## What you need to do
Give the listing again character for character, but drop the images.

** BEGIN **

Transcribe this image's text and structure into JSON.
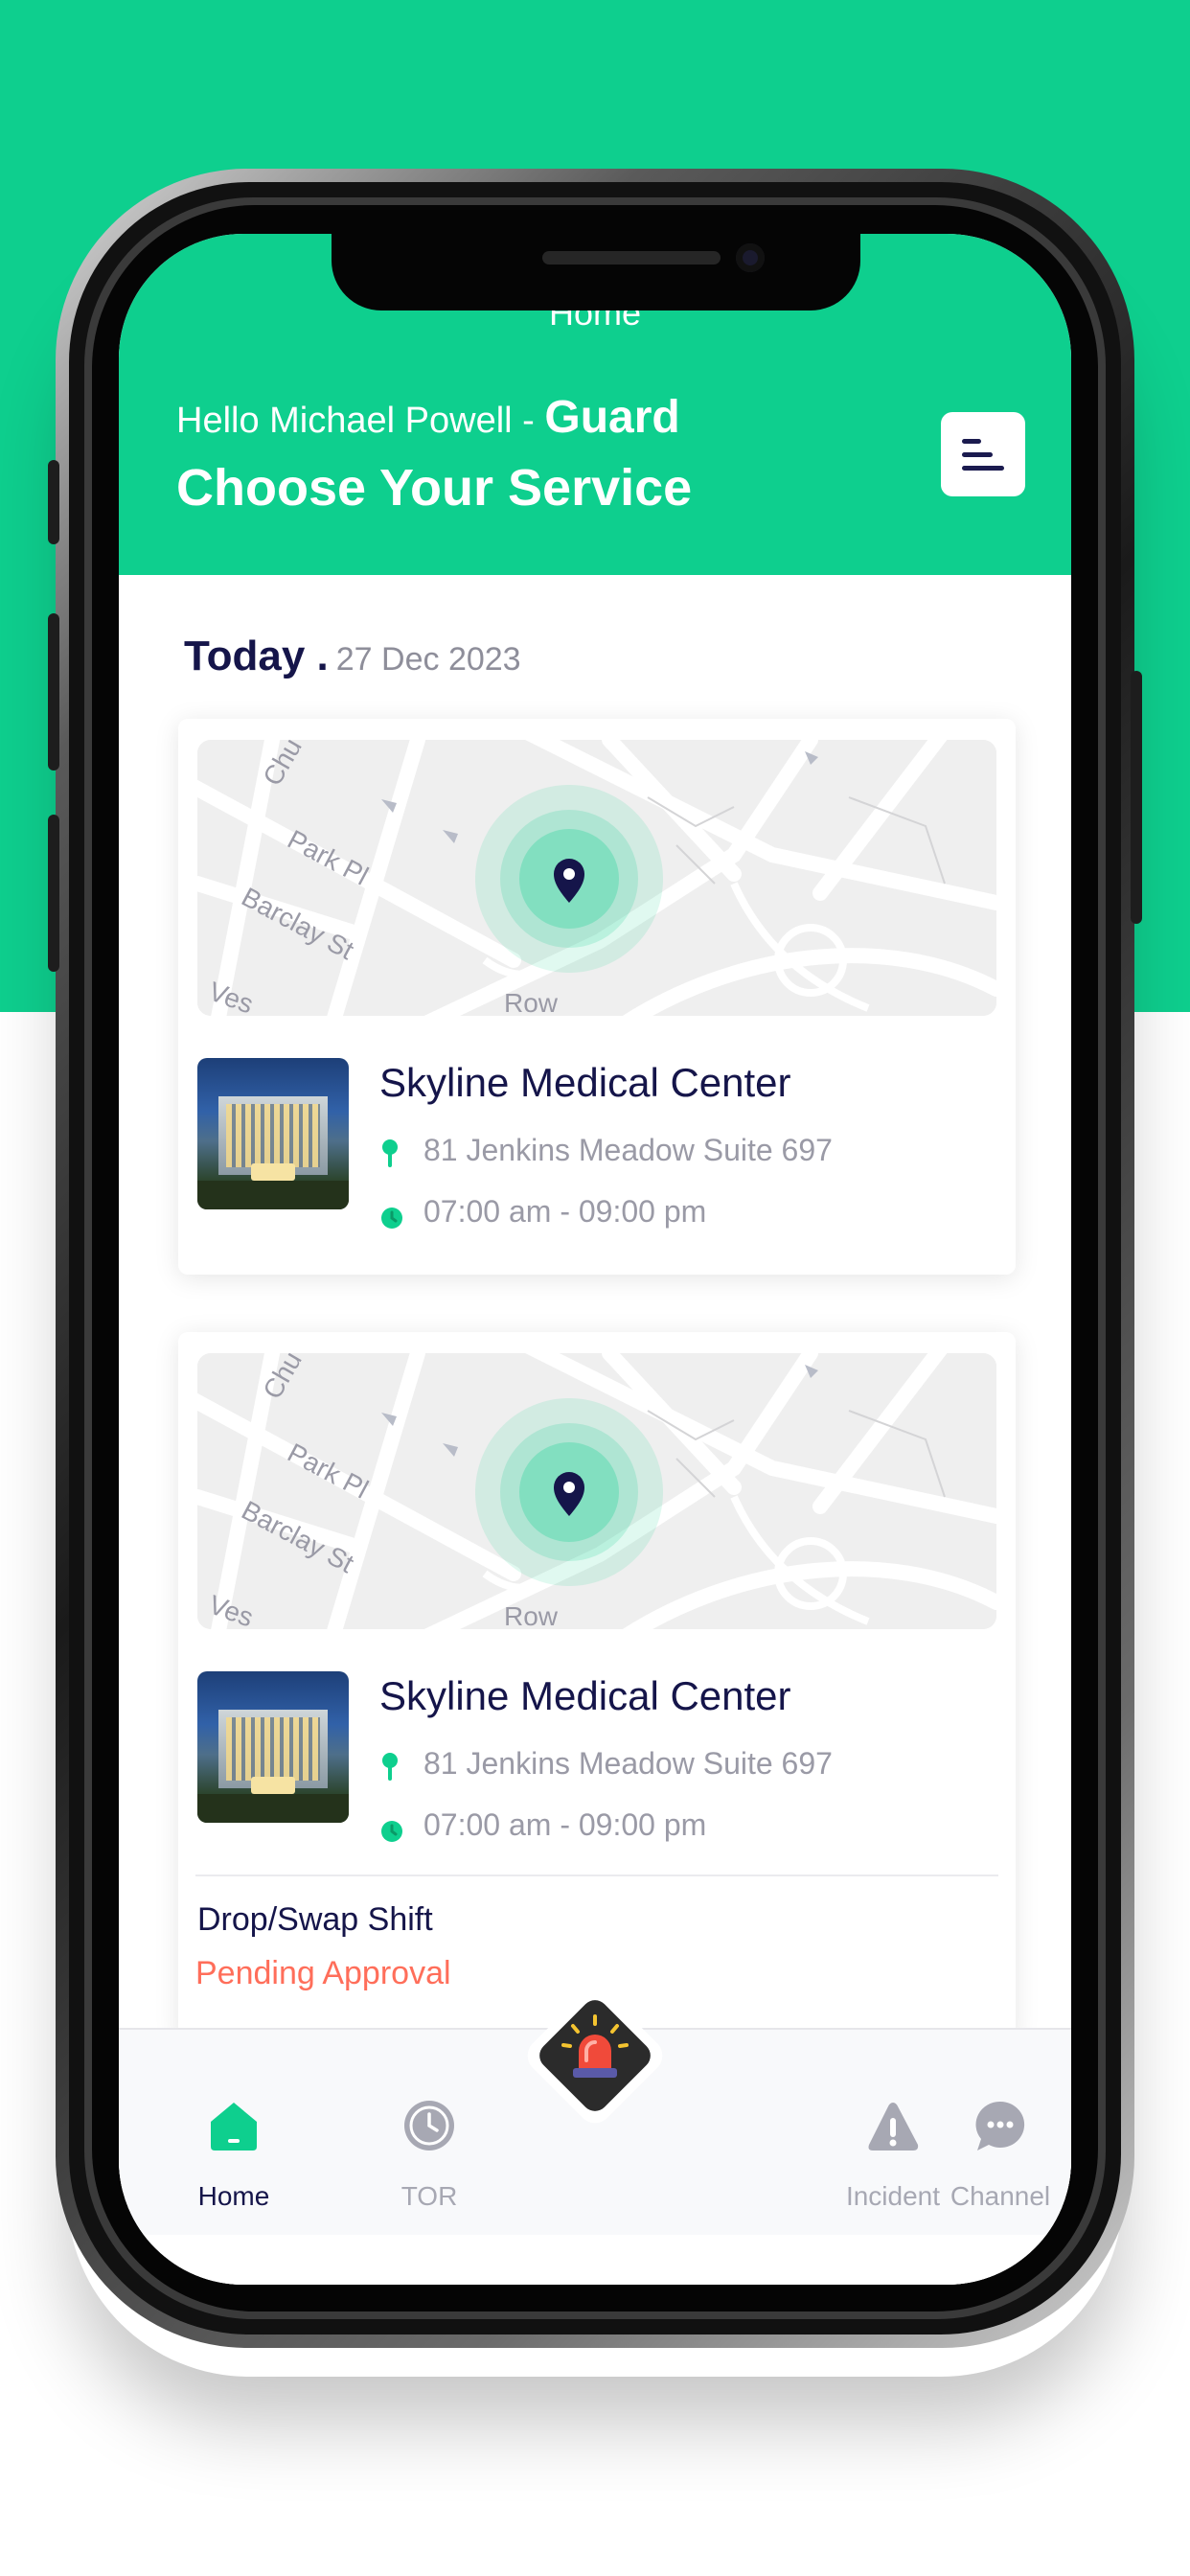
{
  "colors": {
    "brand": "#0ecf8e",
    "navy": "#15154a",
    "muted": "#9a9aa6",
    "pending": "#ff6e5a"
  },
  "header": {
    "nav_title": "Home",
    "greeting": "Hello Michael Powell - ",
    "role": "Guard",
    "subtitle": "Choose Your Service",
    "menu_icon": "menu-icon"
  },
  "today": {
    "label": "Today .",
    "date": "27 Dec 2023"
  },
  "map_labels": [
    "Park Pl",
    "Barclay St",
    "Chu",
    "Ves",
    "Row"
  ],
  "shifts": [
    {
      "name": "Skyline Medical Center",
      "address": "81 Jenkins Meadow Suite 697",
      "hours": "07:00 am - 09:00 pm"
    },
    {
      "name": "Skyline Medical Center",
      "address": "81 Jenkins Meadow Suite 697",
      "hours": "07:00 am - 09:00 pm",
      "request_type": "Drop/Swap Shift",
      "status": "Pending Approval"
    }
  ],
  "tabs": [
    {
      "label": "Home",
      "icon": "home-icon",
      "active": true
    },
    {
      "label": "TOR",
      "icon": "clock-icon",
      "active": false
    },
    {
      "label": "Incident",
      "icon": "warning-icon",
      "active": false
    },
    {
      "label": "Channel",
      "icon": "chat-icon",
      "active": false
    }
  ],
  "sos_icon": "siren-icon"
}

** END **

## Complete answer
Transcribe this image's text and structure into JSON.
{
  "colors": {
    "brand": "#0ecf8e",
    "navy": "#15154a",
    "muted": "#9a9aa6",
    "pending": "#ff6e5a"
  },
  "header": {
    "nav_title": "Home",
    "greeting": "Hello Michael Powell - ",
    "role": "Guard",
    "subtitle": "Choose Your Service",
    "menu_icon": "menu-icon"
  },
  "today": {
    "label": "Today .",
    "date": "27 Dec 2023"
  },
  "map_labels": [
    "Park Pl",
    "Barclay St",
    "Chu",
    "Ves",
    "Row"
  ],
  "shifts": [
    {
      "name": "Skyline Medical Center",
      "address": "81 Jenkins Meadow Suite 697",
      "hours": "07:00 am - 09:00 pm"
    },
    {
      "name": "Skyline Medical Center",
      "address": "81 Jenkins Meadow Suite 697",
      "hours": "07:00 am - 09:00 pm",
      "request_type": "Drop/Swap Shift",
      "status": "Pending Approval"
    }
  ],
  "tabs": [
    {
      "label": "Home",
      "icon": "home-icon",
      "active": true
    },
    {
      "label": "TOR",
      "icon": "clock-icon",
      "active": false
    },
    {
      "label": "Incident",
      "icon": "warning-icon",
      "active": false
    },
    {
      "label": "Channel",
      "icon": "chat-icon",
      "active": false
    }
  ],
  "sos_icon": "siren-icon"
}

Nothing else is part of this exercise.